## Text under study:
Wednesday, July 17, 2024
HomeIran News NowLatest News on Iranian TerrorismNo Diplomatic Change After Britons' Release

No Diplomatic Change After Britons’ Release

By DAVID E. SANGER
The New York Times — The Bush administration said Thursday that the release of 15 British sailors and marines held by Iran for two weeks created no new openings in dealing with Tehran, and it urged American allies to return their attention to enforcing new sanctions against Iran. In public statements and background interviews, White House and State Department officials said that they saw no indications that the release indicated a change of attitude by Iran’s leadership. Neither did they see any more willingness to discuss suspension of its enrichment of uranium — the requirement that President Bush has said Iran must meet before he is willing to accept talks with the country.

One senior official, who like some other officials who discussed the issue spoke on condition of anonymity because he was discussing internal assessments of Iran’s motivation, said that the administration’s internal assessment of the episode, while incomplete, suggested that the seizure of the Britons was “probably not directed from the upper reaches government.” The official said that President Mahmoud Ahmadinejad decided on the release because “he understood that they had exploited whatever they could from the incident” and that “declaring them guilty and letting them go was the cleverest way to get out of it.”

President Bush spoke on Thursday to Prime Minister Tony Blair, though the White House said nothing of substance about their discussion. But both the White House and Mr. Blair immediately resumed their insistence that Iran meet the United Nations Security Council’s demands on the nuclear issue and cease supporting attacks in Iraq.

Vice President Dick Cheney, the most outspoken critic of Iran in the administration, repeated his description of Iran as a dangerous nation in search of a nuclear weapon. He told Rush Limbaugh, the conservative talk-show host, that “you can imagine the extent to which the Iranians would be heartened” if the United States withdrew from Iraq.

Gordon D. Johndroe, the National Security Council spokesman, told reporters in Texas: “We’re pleased that they released the sailors. We just wish they hadn’t detained them in the first place.”

In interviews over the past two days, administration and intelligence officials said they had very little understanding of how the Iranians had reached their decision, or whether Mr. Ahmadinejad, whose own political position has been tenuous, was pressed by the country’s ruling mullahs to find a way out.

Washington’s guessing game is an indication, they said, of how little is known about who makes major decisions inside the Iranian government. But taken together, the administration’s public statements indicated a decision not to treat the release of the Britons as a potential diplomatic opening, but rather as evidence of Iran’s unpredictability.

“We just don’t see it as a new opportunity,” one State Department official said.

## What you will do:
• 1. List every person the news report on the British sailors' release names.
• 2. In the news report on the British sailors' release, quote the stretch from "Wednesday, July 17, 2024" through "with the country." word for word.

## Provided data:
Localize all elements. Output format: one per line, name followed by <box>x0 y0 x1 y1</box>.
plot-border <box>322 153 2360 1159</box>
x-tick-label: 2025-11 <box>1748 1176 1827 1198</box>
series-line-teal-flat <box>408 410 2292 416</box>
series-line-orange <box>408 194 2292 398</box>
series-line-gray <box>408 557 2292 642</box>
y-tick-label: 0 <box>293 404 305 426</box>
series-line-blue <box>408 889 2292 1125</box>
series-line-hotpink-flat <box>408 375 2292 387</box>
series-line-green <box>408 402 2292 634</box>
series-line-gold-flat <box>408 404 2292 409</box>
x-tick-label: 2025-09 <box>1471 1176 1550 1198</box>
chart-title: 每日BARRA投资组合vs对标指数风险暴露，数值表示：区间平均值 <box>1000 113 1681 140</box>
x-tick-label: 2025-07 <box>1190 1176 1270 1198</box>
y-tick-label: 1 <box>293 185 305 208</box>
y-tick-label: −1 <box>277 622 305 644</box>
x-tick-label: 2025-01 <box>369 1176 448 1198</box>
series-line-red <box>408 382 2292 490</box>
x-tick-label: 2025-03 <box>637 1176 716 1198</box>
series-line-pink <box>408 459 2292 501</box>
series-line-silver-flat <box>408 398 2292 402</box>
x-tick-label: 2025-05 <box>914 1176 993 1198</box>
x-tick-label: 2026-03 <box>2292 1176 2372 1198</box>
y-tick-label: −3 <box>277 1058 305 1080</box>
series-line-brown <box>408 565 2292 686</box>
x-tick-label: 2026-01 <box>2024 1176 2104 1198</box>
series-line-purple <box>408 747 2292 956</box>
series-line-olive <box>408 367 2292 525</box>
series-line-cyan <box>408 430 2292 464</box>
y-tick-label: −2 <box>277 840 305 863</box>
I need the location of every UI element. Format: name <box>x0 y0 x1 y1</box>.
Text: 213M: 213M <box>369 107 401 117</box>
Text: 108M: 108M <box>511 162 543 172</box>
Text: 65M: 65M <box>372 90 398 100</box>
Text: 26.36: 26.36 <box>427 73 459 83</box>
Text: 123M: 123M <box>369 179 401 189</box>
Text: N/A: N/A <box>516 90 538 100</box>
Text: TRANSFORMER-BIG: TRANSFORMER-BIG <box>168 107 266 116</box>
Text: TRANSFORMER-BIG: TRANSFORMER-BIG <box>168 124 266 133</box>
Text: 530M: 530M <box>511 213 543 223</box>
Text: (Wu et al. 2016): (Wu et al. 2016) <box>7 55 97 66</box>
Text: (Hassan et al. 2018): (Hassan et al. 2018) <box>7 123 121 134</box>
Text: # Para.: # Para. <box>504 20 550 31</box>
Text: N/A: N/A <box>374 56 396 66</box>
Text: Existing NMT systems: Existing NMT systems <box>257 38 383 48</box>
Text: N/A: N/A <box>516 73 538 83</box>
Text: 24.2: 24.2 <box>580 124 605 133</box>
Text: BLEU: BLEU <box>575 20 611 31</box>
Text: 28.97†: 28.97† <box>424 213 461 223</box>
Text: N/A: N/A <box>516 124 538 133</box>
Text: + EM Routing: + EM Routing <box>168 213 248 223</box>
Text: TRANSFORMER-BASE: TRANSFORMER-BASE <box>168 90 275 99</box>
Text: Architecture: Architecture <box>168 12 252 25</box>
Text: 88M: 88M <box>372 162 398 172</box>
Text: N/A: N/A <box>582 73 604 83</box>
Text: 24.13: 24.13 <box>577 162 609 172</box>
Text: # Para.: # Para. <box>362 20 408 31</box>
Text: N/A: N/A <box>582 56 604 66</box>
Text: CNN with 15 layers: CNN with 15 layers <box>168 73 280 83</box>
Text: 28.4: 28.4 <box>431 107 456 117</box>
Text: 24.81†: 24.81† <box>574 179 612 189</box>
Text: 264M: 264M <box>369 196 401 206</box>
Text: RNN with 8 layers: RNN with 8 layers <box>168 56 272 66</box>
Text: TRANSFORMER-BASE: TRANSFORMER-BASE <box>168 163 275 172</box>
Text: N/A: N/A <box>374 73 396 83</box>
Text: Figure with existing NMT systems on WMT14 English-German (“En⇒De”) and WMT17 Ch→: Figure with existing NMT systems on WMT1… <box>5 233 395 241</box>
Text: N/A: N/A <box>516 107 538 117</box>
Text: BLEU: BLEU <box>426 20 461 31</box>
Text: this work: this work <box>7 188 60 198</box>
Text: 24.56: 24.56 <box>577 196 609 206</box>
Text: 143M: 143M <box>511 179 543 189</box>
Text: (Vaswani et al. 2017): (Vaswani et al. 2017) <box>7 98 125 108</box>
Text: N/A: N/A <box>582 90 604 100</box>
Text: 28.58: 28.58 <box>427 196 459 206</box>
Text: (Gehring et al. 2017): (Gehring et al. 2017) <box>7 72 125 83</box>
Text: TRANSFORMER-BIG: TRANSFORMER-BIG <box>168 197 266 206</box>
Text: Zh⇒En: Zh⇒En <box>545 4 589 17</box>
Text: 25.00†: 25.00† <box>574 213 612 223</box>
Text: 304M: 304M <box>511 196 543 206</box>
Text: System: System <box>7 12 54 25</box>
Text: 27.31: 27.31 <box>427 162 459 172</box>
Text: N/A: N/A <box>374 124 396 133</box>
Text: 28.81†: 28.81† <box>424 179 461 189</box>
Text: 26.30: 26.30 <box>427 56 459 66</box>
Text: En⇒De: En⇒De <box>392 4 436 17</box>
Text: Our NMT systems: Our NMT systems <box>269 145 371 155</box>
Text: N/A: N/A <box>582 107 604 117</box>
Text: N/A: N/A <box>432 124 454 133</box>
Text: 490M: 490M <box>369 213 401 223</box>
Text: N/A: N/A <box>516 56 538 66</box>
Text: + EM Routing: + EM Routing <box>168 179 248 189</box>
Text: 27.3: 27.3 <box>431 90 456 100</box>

## Solutions per task:
• 1.
David E. Sanger
President Bush
Mahmoud Ahmadinejad
Tony Blair
Dick Cheney
Rush Limbaugh
Gordon D. Johndroe

• 2.
Wednesday, July 17, 2024
HomeIran News NowLatest News on Iranian TerrorismNo Diplomatic Change After Britons' Release

No Diplomatic Change After Britons’ Release

By DAVID E. SANGER
The New York Times — The Bush administration said Thursday that the release of 15 British sailors and marines held by Iran for two weeks created no new openings in dealing with Tehran, and it urged American allies to return their attention to enforcing new sanctions against Iran. In public statements and background interviews, White House and State Department officials said that they saw no indications that the release indicated a change of attitude by Iran’s leadership. Neither did they see any more willingness to discuss suspension of its enrichment of uranium — the requirement that President Bush has said Iran must meet before he is willing to accept talks with the country.